┌─ DATA PROVIDED

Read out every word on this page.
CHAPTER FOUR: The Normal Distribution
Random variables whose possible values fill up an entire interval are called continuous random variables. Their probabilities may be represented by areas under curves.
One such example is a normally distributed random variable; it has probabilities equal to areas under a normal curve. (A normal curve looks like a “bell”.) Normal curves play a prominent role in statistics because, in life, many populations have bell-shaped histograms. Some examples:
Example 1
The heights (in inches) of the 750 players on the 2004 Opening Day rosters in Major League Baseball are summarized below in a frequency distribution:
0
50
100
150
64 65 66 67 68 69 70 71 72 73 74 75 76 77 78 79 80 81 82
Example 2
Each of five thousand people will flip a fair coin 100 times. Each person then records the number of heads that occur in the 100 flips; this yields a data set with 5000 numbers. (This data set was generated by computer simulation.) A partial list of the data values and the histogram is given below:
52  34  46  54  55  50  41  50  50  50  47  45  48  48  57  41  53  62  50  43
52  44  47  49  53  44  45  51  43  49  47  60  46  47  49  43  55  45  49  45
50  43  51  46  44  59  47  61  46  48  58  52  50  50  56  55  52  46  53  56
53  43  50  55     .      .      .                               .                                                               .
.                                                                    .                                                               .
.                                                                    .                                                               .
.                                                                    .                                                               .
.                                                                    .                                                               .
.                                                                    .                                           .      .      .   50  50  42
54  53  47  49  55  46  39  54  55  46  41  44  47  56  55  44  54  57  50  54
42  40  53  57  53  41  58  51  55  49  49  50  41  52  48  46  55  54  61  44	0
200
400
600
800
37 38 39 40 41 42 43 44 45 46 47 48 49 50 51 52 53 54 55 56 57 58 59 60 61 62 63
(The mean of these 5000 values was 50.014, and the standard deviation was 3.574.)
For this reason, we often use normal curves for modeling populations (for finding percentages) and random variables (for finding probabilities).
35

└─
┌─ DATA PROVIDED

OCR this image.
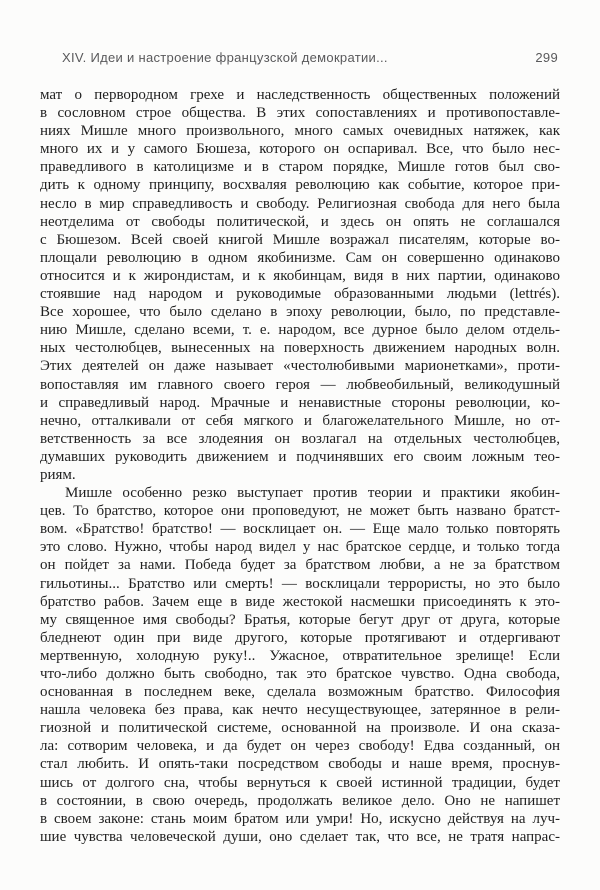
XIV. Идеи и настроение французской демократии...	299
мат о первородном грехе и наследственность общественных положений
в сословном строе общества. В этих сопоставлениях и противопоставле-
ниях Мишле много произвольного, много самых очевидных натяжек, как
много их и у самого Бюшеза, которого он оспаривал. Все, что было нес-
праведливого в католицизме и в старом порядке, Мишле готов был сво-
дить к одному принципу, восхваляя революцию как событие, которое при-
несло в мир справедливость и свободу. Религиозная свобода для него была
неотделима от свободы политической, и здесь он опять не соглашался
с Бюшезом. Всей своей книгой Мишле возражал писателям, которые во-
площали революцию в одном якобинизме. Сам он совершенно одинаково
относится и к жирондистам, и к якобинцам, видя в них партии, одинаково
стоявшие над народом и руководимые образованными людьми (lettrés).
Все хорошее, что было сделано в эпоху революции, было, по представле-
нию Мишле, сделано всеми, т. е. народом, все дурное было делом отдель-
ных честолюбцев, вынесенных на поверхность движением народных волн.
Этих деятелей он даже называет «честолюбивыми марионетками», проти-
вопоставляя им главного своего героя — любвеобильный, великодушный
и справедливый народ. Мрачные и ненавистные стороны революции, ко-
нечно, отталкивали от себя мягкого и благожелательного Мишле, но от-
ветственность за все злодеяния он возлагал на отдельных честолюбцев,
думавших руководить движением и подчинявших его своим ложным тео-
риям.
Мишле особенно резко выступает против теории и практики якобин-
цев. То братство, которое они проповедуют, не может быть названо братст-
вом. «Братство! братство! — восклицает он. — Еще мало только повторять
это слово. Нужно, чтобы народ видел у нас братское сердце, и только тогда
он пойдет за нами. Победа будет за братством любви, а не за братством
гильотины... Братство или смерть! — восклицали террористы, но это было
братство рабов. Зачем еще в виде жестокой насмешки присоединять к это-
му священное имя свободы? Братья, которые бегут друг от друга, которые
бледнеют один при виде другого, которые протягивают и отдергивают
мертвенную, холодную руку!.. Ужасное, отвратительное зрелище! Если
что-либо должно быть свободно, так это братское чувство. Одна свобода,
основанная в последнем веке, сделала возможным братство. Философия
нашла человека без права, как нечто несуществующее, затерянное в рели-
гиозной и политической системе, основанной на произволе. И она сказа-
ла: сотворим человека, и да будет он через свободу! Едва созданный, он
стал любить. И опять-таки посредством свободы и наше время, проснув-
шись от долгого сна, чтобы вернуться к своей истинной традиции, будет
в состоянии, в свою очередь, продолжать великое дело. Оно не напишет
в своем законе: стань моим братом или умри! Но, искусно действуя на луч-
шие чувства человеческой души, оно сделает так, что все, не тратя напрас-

└─

» **WHAT THIS TASK INVOLVES**
In the listing, find all lines with the string "свободу" and copy them.

» **FULL RESPONSE**
несло в мир справедливость и свободу. Религиозная свобода для него была
ла: сотворим человека, и да будет он через свободу! Едва созданный, он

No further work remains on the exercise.